DATASET RECORDS:

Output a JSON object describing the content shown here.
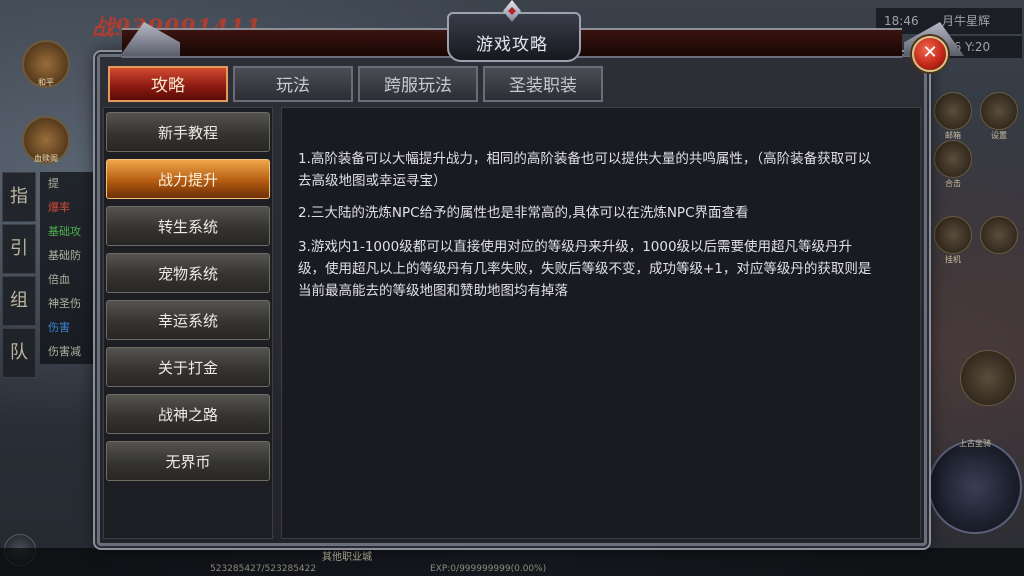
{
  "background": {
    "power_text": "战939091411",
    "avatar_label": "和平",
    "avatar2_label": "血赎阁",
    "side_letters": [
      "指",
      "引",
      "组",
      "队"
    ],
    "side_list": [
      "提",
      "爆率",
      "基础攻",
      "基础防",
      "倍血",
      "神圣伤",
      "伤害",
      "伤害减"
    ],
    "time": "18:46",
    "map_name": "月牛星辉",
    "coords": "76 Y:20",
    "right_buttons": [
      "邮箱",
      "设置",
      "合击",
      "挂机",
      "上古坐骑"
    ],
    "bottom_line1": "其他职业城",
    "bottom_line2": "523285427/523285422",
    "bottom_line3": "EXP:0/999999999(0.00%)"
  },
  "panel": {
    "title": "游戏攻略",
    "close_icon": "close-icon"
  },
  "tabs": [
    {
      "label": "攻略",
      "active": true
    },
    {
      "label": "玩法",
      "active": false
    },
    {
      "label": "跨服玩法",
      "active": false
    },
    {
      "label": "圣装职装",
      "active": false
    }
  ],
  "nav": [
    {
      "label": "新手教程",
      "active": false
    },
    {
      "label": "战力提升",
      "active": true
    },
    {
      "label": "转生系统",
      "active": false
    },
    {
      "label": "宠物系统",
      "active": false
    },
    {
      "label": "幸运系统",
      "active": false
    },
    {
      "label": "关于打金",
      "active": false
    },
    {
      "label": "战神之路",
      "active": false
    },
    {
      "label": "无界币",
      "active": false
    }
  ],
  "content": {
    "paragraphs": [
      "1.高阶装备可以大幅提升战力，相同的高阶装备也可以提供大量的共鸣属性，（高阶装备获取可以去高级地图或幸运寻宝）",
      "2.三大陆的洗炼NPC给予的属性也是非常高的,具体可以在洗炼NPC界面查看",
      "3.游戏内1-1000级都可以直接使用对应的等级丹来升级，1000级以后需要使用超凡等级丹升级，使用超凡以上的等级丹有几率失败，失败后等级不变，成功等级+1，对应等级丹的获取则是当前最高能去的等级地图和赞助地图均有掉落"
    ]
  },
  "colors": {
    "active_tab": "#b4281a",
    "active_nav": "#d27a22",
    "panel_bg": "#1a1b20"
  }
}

==

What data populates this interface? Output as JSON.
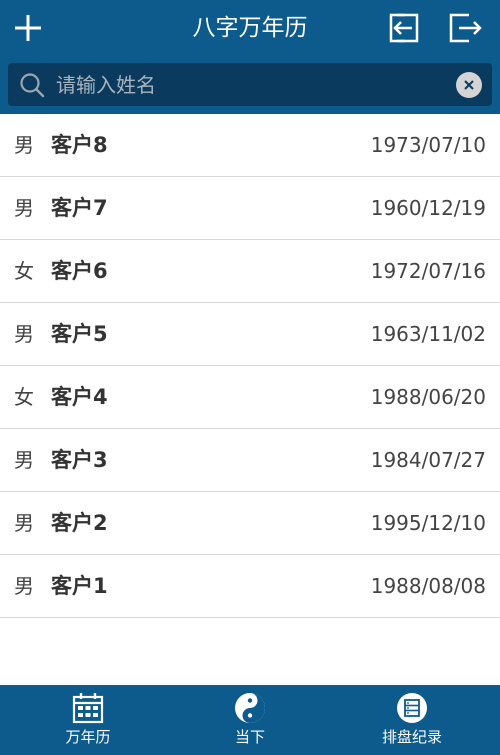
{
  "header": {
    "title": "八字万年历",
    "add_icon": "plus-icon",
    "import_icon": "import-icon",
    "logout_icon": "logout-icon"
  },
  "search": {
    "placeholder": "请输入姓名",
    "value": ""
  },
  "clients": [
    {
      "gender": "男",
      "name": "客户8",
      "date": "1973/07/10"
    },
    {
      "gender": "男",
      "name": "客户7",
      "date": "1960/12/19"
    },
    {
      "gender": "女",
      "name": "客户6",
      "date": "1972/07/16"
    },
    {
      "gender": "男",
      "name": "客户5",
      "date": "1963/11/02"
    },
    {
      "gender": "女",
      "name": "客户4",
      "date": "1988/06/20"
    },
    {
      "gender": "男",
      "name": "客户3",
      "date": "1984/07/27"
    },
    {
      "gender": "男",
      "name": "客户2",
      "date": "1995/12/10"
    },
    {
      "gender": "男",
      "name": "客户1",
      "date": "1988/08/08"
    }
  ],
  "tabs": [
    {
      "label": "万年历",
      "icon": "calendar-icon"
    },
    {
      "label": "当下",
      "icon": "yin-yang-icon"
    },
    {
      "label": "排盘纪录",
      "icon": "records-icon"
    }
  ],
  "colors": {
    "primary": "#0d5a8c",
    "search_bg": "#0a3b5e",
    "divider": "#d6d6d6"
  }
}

---

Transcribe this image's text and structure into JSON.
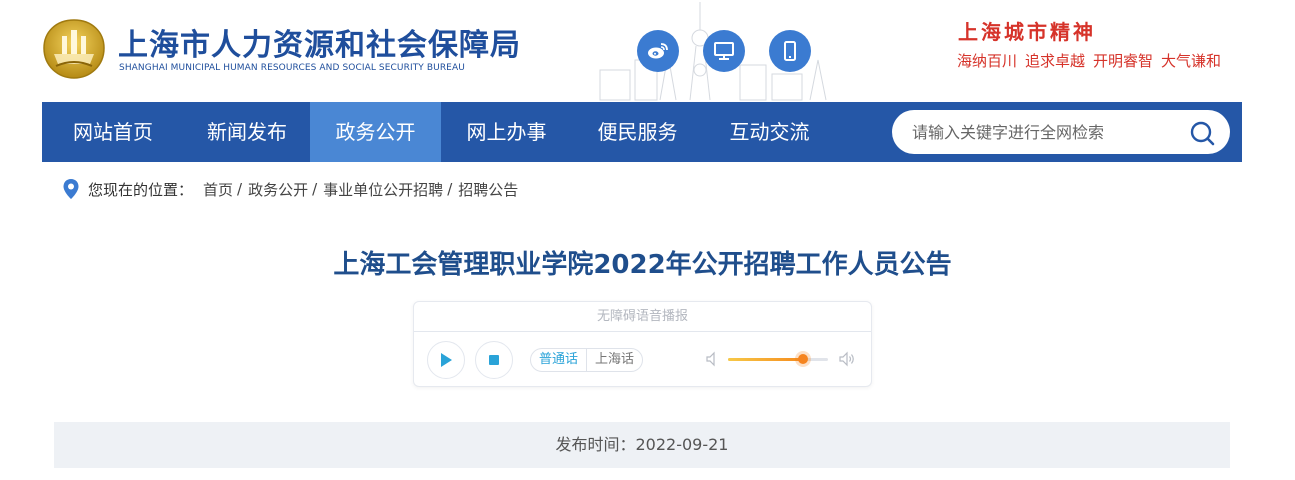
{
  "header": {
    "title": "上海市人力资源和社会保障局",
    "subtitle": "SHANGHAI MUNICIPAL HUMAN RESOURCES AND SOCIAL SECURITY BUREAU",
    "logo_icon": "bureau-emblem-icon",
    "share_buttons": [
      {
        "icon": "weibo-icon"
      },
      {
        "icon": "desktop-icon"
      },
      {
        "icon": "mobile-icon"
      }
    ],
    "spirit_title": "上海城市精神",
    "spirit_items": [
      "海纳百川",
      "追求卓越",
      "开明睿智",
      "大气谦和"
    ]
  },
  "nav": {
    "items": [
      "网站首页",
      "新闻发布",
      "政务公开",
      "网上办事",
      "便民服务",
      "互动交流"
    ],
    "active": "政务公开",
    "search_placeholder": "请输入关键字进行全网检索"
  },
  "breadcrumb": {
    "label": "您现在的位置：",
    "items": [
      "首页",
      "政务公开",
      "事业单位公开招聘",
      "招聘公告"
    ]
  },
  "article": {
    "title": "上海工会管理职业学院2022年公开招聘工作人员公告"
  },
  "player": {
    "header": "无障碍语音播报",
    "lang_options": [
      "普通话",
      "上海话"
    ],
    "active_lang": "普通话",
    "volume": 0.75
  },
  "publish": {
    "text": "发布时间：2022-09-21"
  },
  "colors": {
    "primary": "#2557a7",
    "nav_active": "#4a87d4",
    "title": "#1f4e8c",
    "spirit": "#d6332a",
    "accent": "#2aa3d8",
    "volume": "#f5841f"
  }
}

JOB: How many lines of the data contain the word "date"? Answer with the number alone.

WRITTEN SOLUTION: 8